[Extracted data entries]
## START

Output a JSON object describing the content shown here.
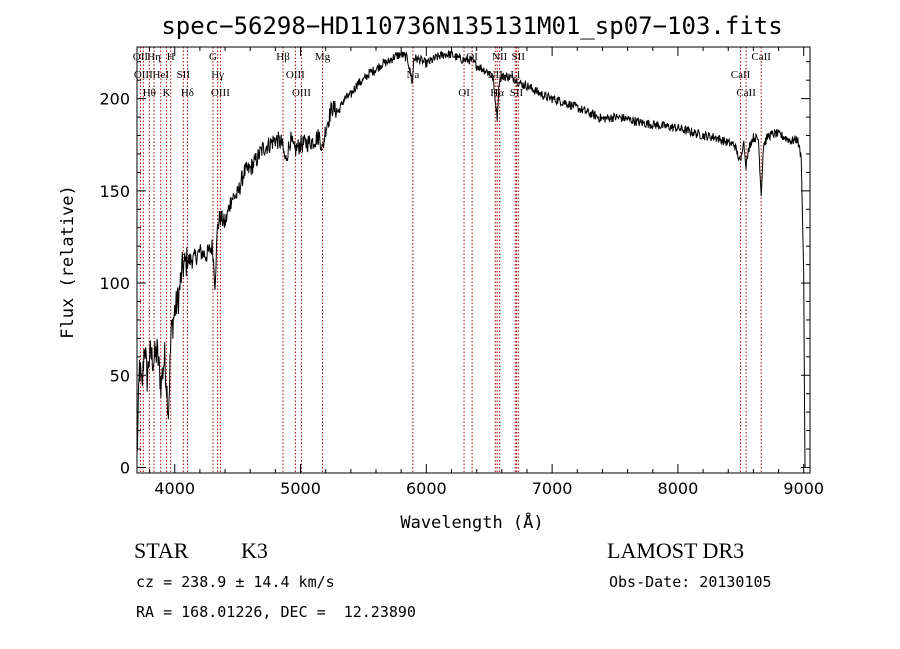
{
  "chart_data": {
    "type": "line",
    "title": "spec−56298−HD110736N135131M01_sp07−103.fits",
    "xlabel": "Wavelength (Å)",
    "ylabel": "Flux (relative)",
    "xlim": [
      3700,
      9050
    ],
    "ylim": [
      -3,
      228
    ],
    "x_ticks": [
      4000,
      5000,
      6000,
      7000,
      8000,
      9000
    ],
    "x_tick_labels": [
      "4000",
      "5000",
      "6000",
      "7000",
      "8000",
      "9000"
    ],
    "y_ticks": [
      0,
      50,
      100,
      150,
      200
    ],
    "y_tick_labels": [
      "0",
      "50",
      "100",
      "150",
      "200"
    ],
    "grid": false,
    "line_color": "#000000",
    "marker_color": "#aa0000",
    "series": [
      {
        "name": "spectrum",
        "x": [
          3700,
          3720,
          3740,
          3760,
          3780,
          3800,
          3830,
          3860,
          3890,
          3920,
          3950,
          3970,
          4000,
          4030,
          4060,
          4100,
          4150,
          4200,
          4250,
          4300,
          4320,
          4340,
          4360,
          4400,
          4450,
          4500,
          4550,
          4600,
          4650,
          4700,
          4750,
          4800,
          4850,
          4880,
          4920,
          4950,
          5000,
          5050,
          5100,
          5150,
          5175,
          5200,
          5250,
          5300,
          5350,
          5400,
          5450,
          5500,
          5550,
          5600,
          5650,
          5700,
          5750,
          5800,
          5850,
          5890,
          5900,
          5950,
          6000,
          6050,
          6100,
          6150,
          6200,
          6250,
          6300,
          6350,
          6400,
          6450,
          6500,
          6530,
          6563,
          6580,
          6600,
          6650,
          6700,
          6750,
          6800,
          6850,
          6900,
          6950,
          7000,
          7100,
          7200,
          7300,
          7400,
          7500,
          7600,
          7700,
          7800,
          7900,
          8000,
          8100,
          8200,
          8300,
          8400,
          8450,
          8498,
          8520,
          8542,
          8570,
          8600,
          8640,
          8662,
          8680,
          8720,
          8780,
          8820,
          8850,
          8900,
          8950,
          8980,
          9000,
          9010
        ],
        "y": [
          5,
          55,
          42,
          68,
          48,
          62,
          58,
          63,
          45,
          60,
          30,
          72,
          85,
          92,
          108,
          112,
          113,
          117,
          115,
          120,
          100,
          130,
          136,
          132,
          146,
          148,
          160,
          162,
          167,
          173,
          175,
          178,
          176,
          166,
          178,
          172,
          175,
          176,
          177,
          180,
          172,
          184,
          195,
          193,
          200,
          202,
          208,
          210,
          214,
          216,
          219,
          220,
          223,
          224,
          222,
          208,
          222,
          221,
          219,
          221,
          223,
          224,
          224,
          222,
          221,
          221,
          218,
          216,
          214,
          211,
          190,
          210,
          212,
          212,
          211,
          208,
          207,
          205,
          203,
          201,
          200,
          198,
          195,
          192,
          189,
          190,
          189,
          187,
          186,
          185,
          184,
          182,
          180,
          179,
          176,
          175,
          165,
          178,
          164,
          175,
          179,
          178,
          148,
          175,
          180,
          181,
          180,
          179,
          177,
          178,
          168,
          105,
          0
        ]
      }
    ],
    "line_markers": [
      {
        "wavelength": 3727,
        "label": "OII"
      },
      {
        "wavelength": 3750,
        "label": "OIII"
      },
      {
        "wavelength": 3798,
        "label": "Hθ"
      },
      {
        "wavelength": 3835,
        "label": "Hη"
      },
      {
        "wavelength": 3889,
        "label": "HeI"
      },
      {
        "wavelength": 3934,
        "label": "K"
      },
      {
        "wavelength": 3968,
        "label": "H"
      },
      {
        "wavelength": 4068,
        "label": "SII"
      },
      {
        "wavelength": 4101,
        "label": "Hδ"
      },
      {
        "wavelength": 4304,
        "label": "G"
      },
      {
        "wavelength": 4341,
        "label": "Hγ"
      },
      {
        "wavelength": 4363,
        "label": "OIII"
      },
      {
        "wavelength": 4861,
        "label": "Hβ"
      },
      {
        "wavelength": 4959,
        "label": "OIII"
      },
      {
        "wavelength": 5007,
        "label": "OIII"
      },
      {
        "wavelength": 5175,
        "label": "Mg"
      },
      {
        "wavelength": 5893,
        "label": "Na"
      },
      {
        "wavelength": 6300,
        "label": "OI"
      },
      {
        "wavelength": 6364,
        "label": "OI"
      },
      {
        "wavelength": 6548,
        "label": "NII"
      },
      {
        "wavelength": 6563,
        "label": "Hα"
      },
      {
        "wavelength": 6583,
        "label": "NII"
      },
      {
        "wavelength": 6707,
        "label": "Li"
      },
      {
        "wavelength": 6717,
        "label": "SII"
      },
      {
        "wavelength": 6731,
        "label": "SII"
      },
      {
        "wavelength": 8498,
        "label": "CaII"
      },
      {
        "wavelength": 8542,
        "label": "CaII"
      },
      {
        "wavelength": 8662,
        "label": "CaII"
      }
    ]
  },
  "info": {
    "class": "STAR",
    "subclass": "K3",
    "survey": "LAMOST DR3",
    "redshift": "cz = 238.9 ± 14.4 km/s",
    "obs_date": "Obs-Date: 20130105",
    "coords": "RA = 168.01226, DEC =  12.23890"
  }
}
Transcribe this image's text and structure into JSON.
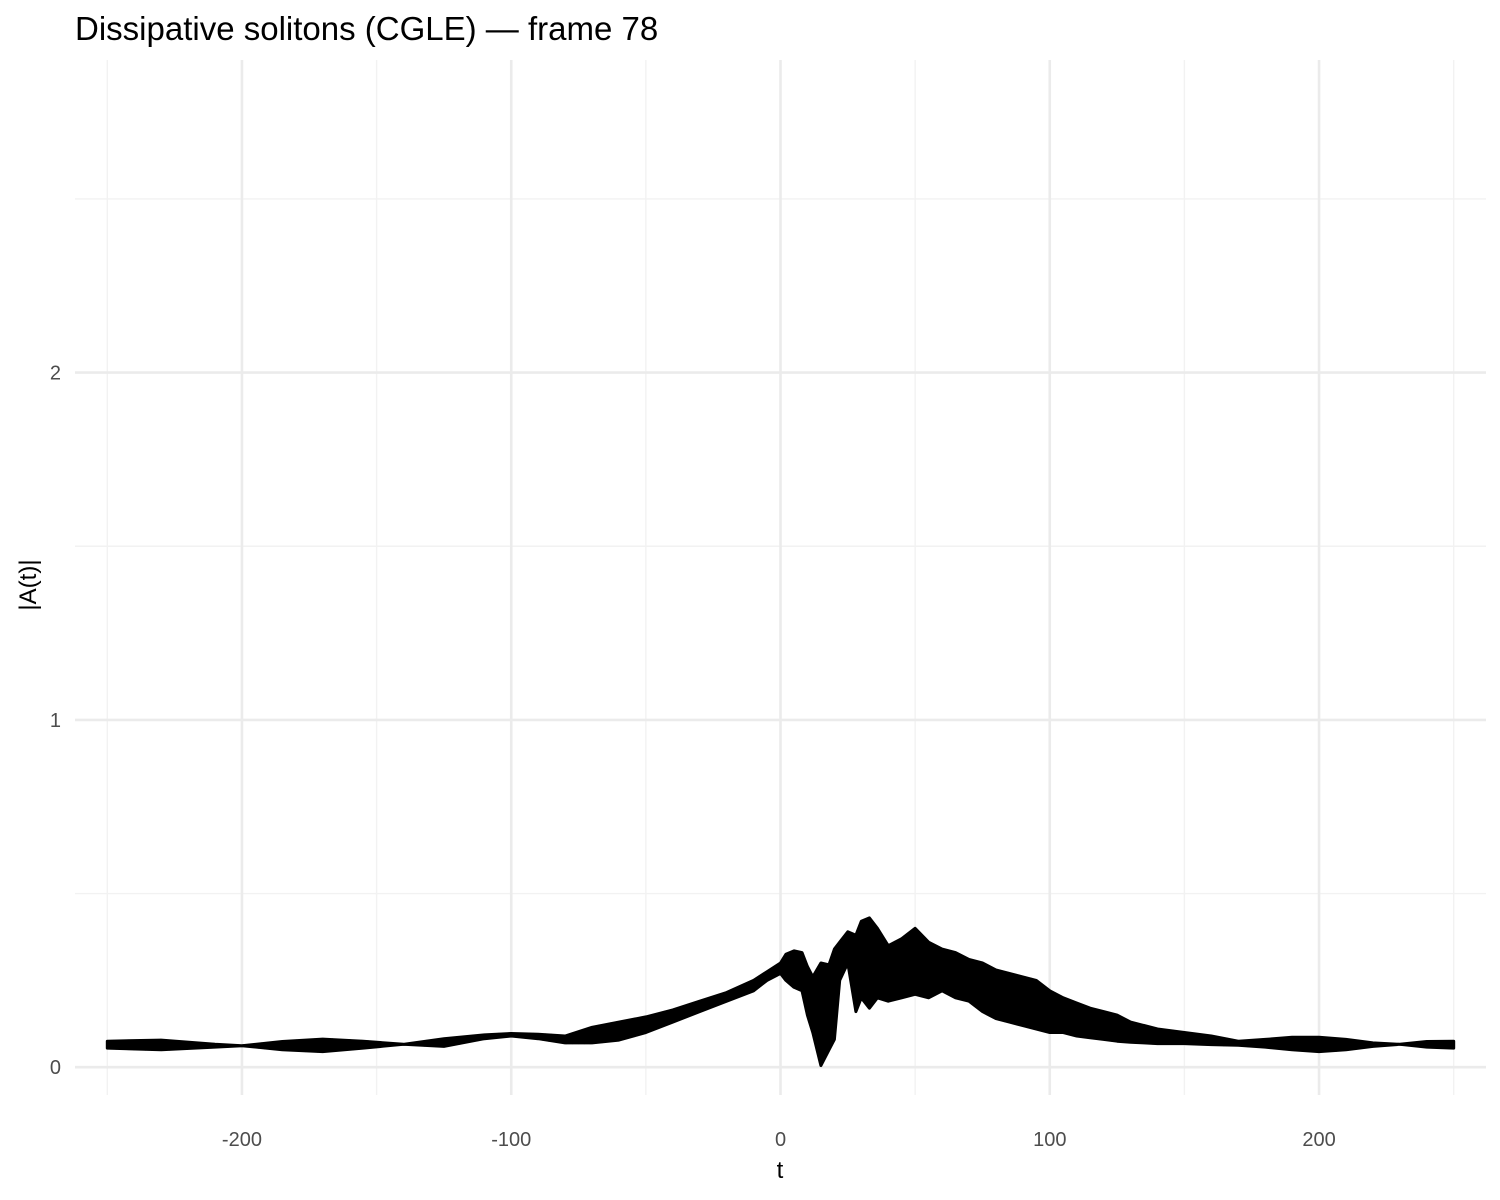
{
  "chart_data": {
    "type": "line",
    "title": "Dissipative solitons (CGLE) — frame 78",
    "xlabel": "t",
    "ylabel": "|A(t)|",
    "xlim": [
      -262,
      262
    ],
    "ylim": [
      -0.08,
      2.9
    ],
    "x_ticks": [
      -200,
      -100,
      0,
      100,
      200
    ],
    "y_ticks": [
      0,
      1,
      2
    ],
    "x_tick_labels": [
      "-200",
      "-100",
      "0",
      "100",
      "200"
    ],
    "y_tick_labels": [
      "0",
      "1",
      "2"
    ],
    "grid": true,
    "line_color": "#000000",
    "series": [
      {
        "note_envelope": "rapidly oscillating curve shown as a filled band between lower and upper envelopes",
        "t": [
          -250,
          -230,
          -210,
          -200,
          -185,
          -170,
          -155,
          -140,
          -125,
          -110,
          -100,
          -90,
          -80,
          -70,
          -60,
          -50,
          -40,
          -30,
          -20,
          -10,
          -5,
          0,
          2,
          5,
          8,
          10,
          12,
          15,
          18,
          20,
          22,
          25,
          28,
          30,
          33,
          36,
          40,
          45,
          50,
          55,
          60,
          65,
          70,
          75,
          80,
          85,
          90,
          95,
          100,
          105,
          110,
          115,
          120,
          125,
          130,
          135,
          140,
          145,
          150,
          160,
          170,
          180,
          190,
          200,
          210,
          220,
          230,
          240,
          250
        ],
        "upper": [
          0.075,
          0.078,
          0.066,
          0.062,
          0.074,
          0.081,
          0.075,
          0.066,
          0.082,
          0.093,
          0.097,
          0.095,
          0.09,
          0.115,
          0.13,
          0.145,
          0.165,
          0.19,
          0.215,
          0.25,
          0.275,
          0.3,
          0.325,
          0.335,
          0.33,
          0.29,
          0.26,
          0.3,
          0.295,
          0.34,
          0.36,
          0.39,
          0.38,
          0.42,
          0.43,
          0.4,
          0.35,
          0.37,
          0.4,
          0.36,
          0.34,
          0.33,
          0.31,
          0.3,
          0.28,
          0.27,
          0.26,
          0.25,
          0.22,
          0.2,
          0.185,
          0.17,
          0.16,
          0.15,
          0.13,
          0.12,
          0.11,
          0.105,
          0.1,
          0.09,
          0.075,
          0.08,
          0.086,
          0.086,
          0.08,
          0.07,
          0.066,
          0.074,
          0.075
        ],
        "lower": [
          0.055,
          0.05,
          0.058,
          0.062,
          0.05,
          0.045,
          0.055,
          0.066,
          0.06,
          0.082,
          0.09,
          0.082,
          0.07,
          0.07,
          0.078,
          0.1,
          0.13,
          0.16,
          0.19,
          0.22,
          0.25,
          0.27,
          0.25,
          0.23,
          0.22,
          0.15,
          0.1,
          0.005,
          0.05,
          0.08,
          0.25,
          0.3,
          0.16,
          0.2,
          0.17,
          0.2,
          0.19,
          0.2,
          0.21,
          0.2,
          0.22,
          0.2,
          0.19,
          0.16,
          0.14,
          0.13,
          0.12,
          0.11,
          0.1,
          0.1,
          0.09,
          0.085,
          0.08,
          0.075,
          0.072,
          0.07,
          0.068,
          0.068,
          0.068,
          0.065,
          0.063,
          0.058,
          0.05,
          0.045,
          0.05,
          0.06,
          0.066,
          0.058,
          0.055
        ]
      }
    ]
  }
}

## END

■ INSTRUCTIONS FOR THE TASK
Search the entries for the word "shown" and copy every line that has it.

■ RESPONSE BELOW
Output a JSON object describing the content shown here.
        "note_envelope": "rapidly oscillating curve shown as a filled band between lower and upper envelopes",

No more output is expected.